## What is required
Return each line of the records with nothing changed, pictures excepted.

## Record set

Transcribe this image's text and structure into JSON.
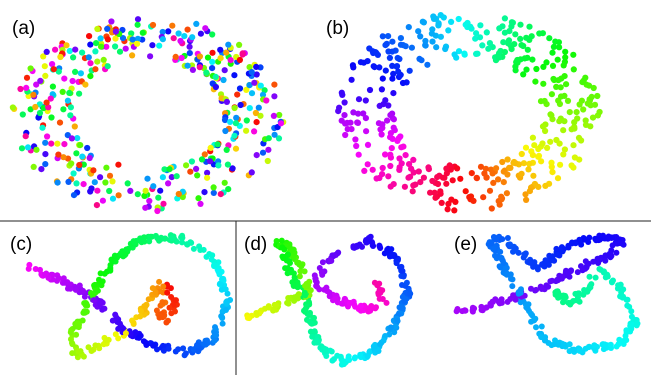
{
  "figure": {
    "panels": [
      {
        "id": "a",
        "label": "(a)"
      },
      {
        "id": "b",
        "label": "(b)"
      },
      {
        "id": "c",
        "label": "(c)"
      },
      {
        "id": "d",
        "label": "(d)"
      },
      {
        "id": "e",
        "label": "(e)"
      }
    ]
  }
}
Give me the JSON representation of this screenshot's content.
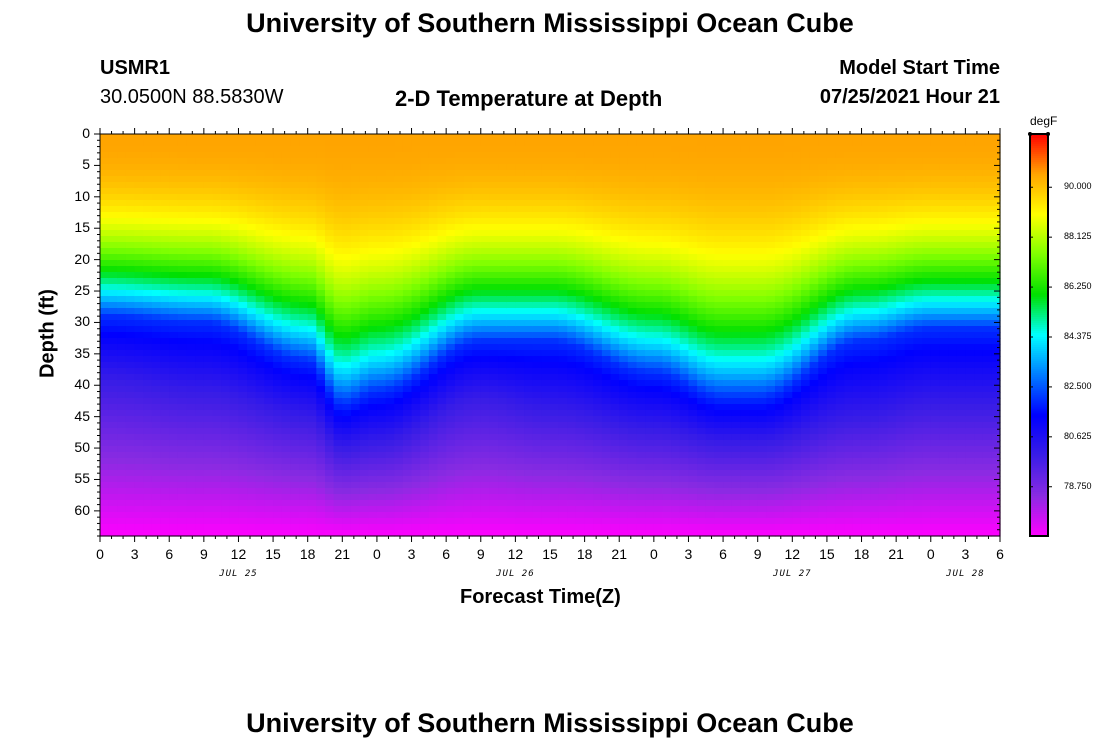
{
  "header": {
    "title": "University of Southern Mississippi Ocean Cube",
    "station": "USMR1",
    "coords": "30.0500N  88.5830W",
    "subtitle": "2-D Temperature at Depth",
    "model_label": "Model Start Time",
    "model_time": "07/25/2021 Hour 21"
  },
  "footer": {
    "title": "University of Southern Mississippi Ocean Cube"
  },
  "colors": {
    "palette": [
      "#ff00ff",
      "#8a2be2",
      "#3a1de6",
      "#0000ff",
      "#007bff",
      "#00ffff",
      "#00e000",
      "#7fff00",
      "#ffff00",
      "#ffa500",
      "#ff0000"
    ]
  },
  "chart_data": {
    "type": "heatmap",
    "title": "2-D Temperature at Depth",
    "xlabel": "Forecast Time(Z)",
    "ylabel": "Depth (ft)",
    "x_tick_labels": [
      "0",
      "3",
      "6",
      "9",
      "12",
      "15",
      "18",
      "21",
      "0",
      "3",
      "6",
      "9",
      "12",
      "15",
      "18",
      "21",
      "0",
      "3",
      "6",
      "9",
      "12",
      "15",
      "18",
      "21",
      "0",
      "3",
      "6"
    ],
    "date_labels": [
      {
        "label": "JUL 25",
        "hours": 12
      },
      {
        "label": "JUL 26",
        "hours": 36
      },
      {
        "label": "JUL 27",
        "hours": 60
      },
      {
        "label": "JUL 28",
        "hours": 75
      }
    ],
    "xlim_hours": [
      0,
      78
    ],
    "y_ticks": [
      0,
      5,
      10,
      15,
      20,
      25,
      30,
      35,
      40,
      45,
      50,
      55,
      60
    ],
    "ylim_ft": [
      0,
      64
    ],
    "colorbar": {
      "unit": "degF",
      "min": 76.9,
      "max": 92.0,
      "tick_labels": [
        "90.000",
        "88.125",
        "86.250",
        "84.375",
        "82.500",
        "80.625",
        "78.750"
      ]
    },
    "surface_temp_degF": 90.5,
    "isotherms_depth_ft": [
      {
        "hours": 0,
        "temp_82": 29,
        "temp_80": 39
      },
      {
        "hours": 9,
        "temp_82": 30,
        "temp_80": 41
      },
      {
        "hours": 18,
        "temp_82": 36,
        "temp_80": 45
      },
      {
        "hours": 21,
        "temp_82": 43,
        "temp_80": 50
      },
      {
        "hours": 24,
        "temp_82": 41,
        "temp_80": 49
      },
      {
        "hours": 33,
        "temp_82": 33,
        "temp_80": 42
      },
      {
        "hours": 39,
        "temp_82": 33,
        "temp_80": 44
      },
      {
        "hours": 48,
        "temp_82": 38,
        "temp_80": 47
      },
      {
        "hours": 54,
        "temp_82": 42,
        "temp_80": 49
      },
      {
        "hours": 57,
        "temp_82": 42,
        "temp_80": 49
      },
      {
        "hours": 66,
        "temp_82": 33,
        "temp_80": 45
      },
      {
        "hours": 72,
        "temp_82": 31,
        "temp_80": 43
      },
      {
        "hours": 78,
        "temp_82": 31,
        "temp_80": 43
      }
    ]
  }
}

## Correct response
Transcribe this image's text and structure into JSON.
{
  "figure": {
    "panels": [
      {
        "id": "a",
        "label": "(a)"
      },
      {
        "id": "b",
        "label": "(b)"
      },
      {
        "id": "c",
        "label": "(c)"
      },
      {
        "id": "d",
        "label": "(d)"
      },
      {
        "id": "e",
        "label": "(e)"
      }
    ]
  }
}
Give me the JSON representation of this screenshot's content.
{
  "header": {
    "title": "University of Southern Mississippi Ocean Cube",
    "station": "USMR1",
    "coords": "30.0500N  88.5830W",
    "subtitle": "2-D Temperature at Depth",
    "model_label": "Model Start Time",
    "model_time": "07/25/2021 Hour 21"
  },
  "footer": {
    "title": "University of Southern Mississippi Ocean Cube"
  },
  "colors": {
    "palette": [
      "#ff00ff",
      "#8a2be2",
      "#3a1de6",
      "#0000ff",
      "#007bff",
      "#00ffff",
      "#00e000",
      "#7fff00",
      "#ffff00",
      "#ffa500",
      "#ff0000"
    ]
  },
  "chart_data": {
    "type": "heatmap",
    "title": "2-D Temperature at Depth",
    "xlabel": "Forecast Time(Z)",
    "ylabel": "Depth (ft)",
    "x_tick_labels": [
      "0",
      "3",
      "6",
      "9",
      "12",
      "15",
      "18",
      "21",
      "0",
      "3",
      "6",
      "9",
      "12",
      "15",
      "18",
      "21",
      "0",
      "3",
      "6",
      "9",
      "12",
      "15",
      "18",
      "21",
      "0",
      "3",
      "6"
    ],
    "date_labels": [
      {
        "label": "JUL 25",
        "hours": 12
      },
      {
        "label": "JUL 26",
        "hours": 36
      },
      {
        "label": "JUL 27",
        "hours": 60
      },
      {
        "label": "JUL 28",
        "hours": 75
      }
    ],
    "xlim_hours": [
      0,
      78
    ],
    "y_ticks": [
      0,
      5,
      10,
      15,
      20,
      25,
      30,
      35,
      40,
      45,
      50,
      55,
      60
    ],
    "ylim_ft": [
      0,
      64
    ],
    "colorbar": {
      "unit": "degF",
      "min": 76.9,
      "max": 92.0,
      "tick_labels": [
        "90.000",
        "88.125",
        "86.250",
        "84.375",
        "82.500",
        "80.625",
        "78.750"
      ]
    },
    "surface_temp_degF": 90.5,
    "isotherms_depth_ft": [
      {
        "hours": 0,
        "temp_82": 29,
        "temp_80": 39
      },
      {
        "hours": 9,
        "temp_82": 30,
        "temp_80": 41
      },
      {
        "hours": 18,
        "temp_82": 36,
        "temp_80": 45
      },
      {
        "hours": 21,
        "temp_82": 43,
        "temp_80": 50
      },
      {
        "hours": 24,
        "temp_82": 41,
        "temp_80": 49
      },
      {
        "hours": 33,
        "temp_82": 33,
        "temp_80": 42
      },
      {
        "hours": 39,
        "temp_82": 33,
        "temp_80": 44
      },
      {
        "hours": 48,
        "temp_82": 38,
        "temp_80": 47
      },
      {
        "hours": 54,
        "temp_82": 42,
        "temp_80": 49
      },
      {
        "hours": 57,
        "temp_82": 42,
        "temp_80": 49
      },
      {
        "hours": 66,
        "temp_82": 33,
        "temp_80": 45
      },
      {
        "hours": 72,
        "temp_82": 31,
        "temp_80": 43
      },
      {
        "hours": 78,
        "temp_82": 31,
        "temp_80": 43
      }
    ]
  }
}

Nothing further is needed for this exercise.